:: Entries shown ::
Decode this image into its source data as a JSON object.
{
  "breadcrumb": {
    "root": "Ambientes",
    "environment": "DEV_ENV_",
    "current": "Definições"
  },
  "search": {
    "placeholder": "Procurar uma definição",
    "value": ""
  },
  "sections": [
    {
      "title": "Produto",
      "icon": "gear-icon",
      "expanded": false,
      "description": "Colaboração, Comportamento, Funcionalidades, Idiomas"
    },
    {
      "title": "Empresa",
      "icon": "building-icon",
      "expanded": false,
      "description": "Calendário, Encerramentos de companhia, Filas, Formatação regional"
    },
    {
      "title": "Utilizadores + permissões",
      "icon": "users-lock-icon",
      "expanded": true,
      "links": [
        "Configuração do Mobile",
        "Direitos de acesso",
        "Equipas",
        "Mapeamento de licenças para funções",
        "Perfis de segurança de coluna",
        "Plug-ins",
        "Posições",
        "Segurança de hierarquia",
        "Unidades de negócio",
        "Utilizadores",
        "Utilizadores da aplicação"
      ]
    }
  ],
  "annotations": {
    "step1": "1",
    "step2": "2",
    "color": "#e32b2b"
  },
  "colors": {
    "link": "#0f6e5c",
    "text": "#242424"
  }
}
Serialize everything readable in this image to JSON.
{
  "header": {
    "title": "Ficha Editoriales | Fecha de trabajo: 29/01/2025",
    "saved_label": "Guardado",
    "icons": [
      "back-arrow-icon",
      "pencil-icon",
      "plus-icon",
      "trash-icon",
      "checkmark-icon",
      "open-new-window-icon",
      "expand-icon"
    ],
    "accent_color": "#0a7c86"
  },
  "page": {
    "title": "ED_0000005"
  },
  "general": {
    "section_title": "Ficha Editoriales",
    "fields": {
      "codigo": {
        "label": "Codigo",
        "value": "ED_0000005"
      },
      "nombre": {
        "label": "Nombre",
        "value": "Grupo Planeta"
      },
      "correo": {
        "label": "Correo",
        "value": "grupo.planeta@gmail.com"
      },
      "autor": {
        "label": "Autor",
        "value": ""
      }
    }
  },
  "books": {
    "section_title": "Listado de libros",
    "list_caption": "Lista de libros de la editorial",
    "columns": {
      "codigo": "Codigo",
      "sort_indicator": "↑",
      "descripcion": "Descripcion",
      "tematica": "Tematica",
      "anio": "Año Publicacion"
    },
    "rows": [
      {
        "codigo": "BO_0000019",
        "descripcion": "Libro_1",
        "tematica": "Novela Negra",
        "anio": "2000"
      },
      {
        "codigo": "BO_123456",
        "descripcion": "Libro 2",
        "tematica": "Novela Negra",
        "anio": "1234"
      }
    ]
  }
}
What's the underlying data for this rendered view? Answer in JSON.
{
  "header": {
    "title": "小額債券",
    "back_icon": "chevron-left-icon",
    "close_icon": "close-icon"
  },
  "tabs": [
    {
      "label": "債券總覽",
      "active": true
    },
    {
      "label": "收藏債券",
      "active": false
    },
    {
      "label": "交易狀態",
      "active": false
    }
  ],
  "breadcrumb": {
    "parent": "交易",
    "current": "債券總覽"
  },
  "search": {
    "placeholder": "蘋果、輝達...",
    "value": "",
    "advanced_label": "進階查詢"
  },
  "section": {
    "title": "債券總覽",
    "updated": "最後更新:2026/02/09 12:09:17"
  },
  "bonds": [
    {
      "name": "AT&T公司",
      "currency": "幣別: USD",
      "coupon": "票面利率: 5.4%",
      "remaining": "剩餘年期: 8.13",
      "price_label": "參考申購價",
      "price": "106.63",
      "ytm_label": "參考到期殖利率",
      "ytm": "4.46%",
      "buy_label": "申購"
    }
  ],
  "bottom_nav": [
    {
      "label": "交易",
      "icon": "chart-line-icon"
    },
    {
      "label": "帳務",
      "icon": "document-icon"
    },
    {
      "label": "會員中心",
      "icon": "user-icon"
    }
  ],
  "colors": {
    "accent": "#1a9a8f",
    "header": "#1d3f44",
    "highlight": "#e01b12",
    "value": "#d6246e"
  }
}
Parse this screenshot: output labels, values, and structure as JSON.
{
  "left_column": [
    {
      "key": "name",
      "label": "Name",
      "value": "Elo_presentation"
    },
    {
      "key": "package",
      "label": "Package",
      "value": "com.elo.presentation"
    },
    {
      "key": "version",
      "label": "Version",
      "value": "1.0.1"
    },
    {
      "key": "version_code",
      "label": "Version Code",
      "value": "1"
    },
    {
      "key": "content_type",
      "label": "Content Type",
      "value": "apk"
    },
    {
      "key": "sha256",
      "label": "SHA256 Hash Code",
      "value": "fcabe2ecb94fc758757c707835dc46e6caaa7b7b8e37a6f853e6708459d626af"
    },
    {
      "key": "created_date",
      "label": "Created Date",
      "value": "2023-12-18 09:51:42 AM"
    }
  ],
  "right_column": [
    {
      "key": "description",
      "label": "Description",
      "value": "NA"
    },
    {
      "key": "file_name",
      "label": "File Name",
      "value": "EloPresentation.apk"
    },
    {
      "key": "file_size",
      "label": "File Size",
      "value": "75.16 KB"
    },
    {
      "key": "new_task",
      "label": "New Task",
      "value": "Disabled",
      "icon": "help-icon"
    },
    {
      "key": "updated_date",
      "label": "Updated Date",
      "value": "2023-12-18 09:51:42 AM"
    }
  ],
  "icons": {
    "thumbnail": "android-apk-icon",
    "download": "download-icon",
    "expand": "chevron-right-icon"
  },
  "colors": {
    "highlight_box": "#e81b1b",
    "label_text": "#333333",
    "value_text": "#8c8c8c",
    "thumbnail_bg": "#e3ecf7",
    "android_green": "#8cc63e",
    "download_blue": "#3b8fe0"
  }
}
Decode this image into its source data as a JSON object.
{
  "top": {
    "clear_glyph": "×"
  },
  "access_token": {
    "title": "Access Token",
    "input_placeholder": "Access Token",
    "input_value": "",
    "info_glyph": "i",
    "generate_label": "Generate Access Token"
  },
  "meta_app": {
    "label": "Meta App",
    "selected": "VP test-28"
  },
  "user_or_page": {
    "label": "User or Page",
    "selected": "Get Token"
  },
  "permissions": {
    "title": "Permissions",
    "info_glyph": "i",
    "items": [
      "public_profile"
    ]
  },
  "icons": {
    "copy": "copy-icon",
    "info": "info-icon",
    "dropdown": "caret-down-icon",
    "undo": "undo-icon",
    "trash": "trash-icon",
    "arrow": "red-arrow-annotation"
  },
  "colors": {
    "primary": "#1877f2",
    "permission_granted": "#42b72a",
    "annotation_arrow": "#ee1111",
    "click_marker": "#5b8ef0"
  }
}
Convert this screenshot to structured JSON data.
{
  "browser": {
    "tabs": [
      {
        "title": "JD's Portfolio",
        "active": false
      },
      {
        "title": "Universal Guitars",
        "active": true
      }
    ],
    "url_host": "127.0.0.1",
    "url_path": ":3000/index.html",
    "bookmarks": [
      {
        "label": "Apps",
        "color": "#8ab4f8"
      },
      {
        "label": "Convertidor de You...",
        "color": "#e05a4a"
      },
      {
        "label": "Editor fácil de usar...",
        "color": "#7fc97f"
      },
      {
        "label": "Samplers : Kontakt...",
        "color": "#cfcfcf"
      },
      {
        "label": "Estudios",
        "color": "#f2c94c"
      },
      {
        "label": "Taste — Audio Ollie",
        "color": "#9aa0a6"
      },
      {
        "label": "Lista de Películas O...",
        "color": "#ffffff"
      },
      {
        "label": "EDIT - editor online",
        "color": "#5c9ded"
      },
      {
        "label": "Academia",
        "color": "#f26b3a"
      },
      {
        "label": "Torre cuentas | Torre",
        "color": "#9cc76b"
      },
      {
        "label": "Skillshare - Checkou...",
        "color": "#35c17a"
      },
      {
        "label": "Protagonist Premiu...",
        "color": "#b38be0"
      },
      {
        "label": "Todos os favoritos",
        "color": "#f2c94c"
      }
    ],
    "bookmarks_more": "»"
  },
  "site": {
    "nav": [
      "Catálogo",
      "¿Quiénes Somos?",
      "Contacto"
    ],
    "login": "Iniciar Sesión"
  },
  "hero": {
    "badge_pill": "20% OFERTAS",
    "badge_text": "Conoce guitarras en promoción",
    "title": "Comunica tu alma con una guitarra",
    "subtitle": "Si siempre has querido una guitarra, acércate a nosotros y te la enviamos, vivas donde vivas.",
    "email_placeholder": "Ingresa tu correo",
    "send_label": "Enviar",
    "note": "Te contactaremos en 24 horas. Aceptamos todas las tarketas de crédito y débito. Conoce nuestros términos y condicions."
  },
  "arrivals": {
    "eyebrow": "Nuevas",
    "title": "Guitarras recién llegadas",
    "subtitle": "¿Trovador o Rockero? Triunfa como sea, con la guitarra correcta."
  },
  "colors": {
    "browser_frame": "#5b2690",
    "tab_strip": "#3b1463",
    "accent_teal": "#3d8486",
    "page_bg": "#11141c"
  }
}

:: Task instructions ::
Write down every line of the data above that includes the string "libros".

:: Exercise answer ::
    "section_title": "Listado de libros",
    "list_caption": "Lista de libros de la editorial",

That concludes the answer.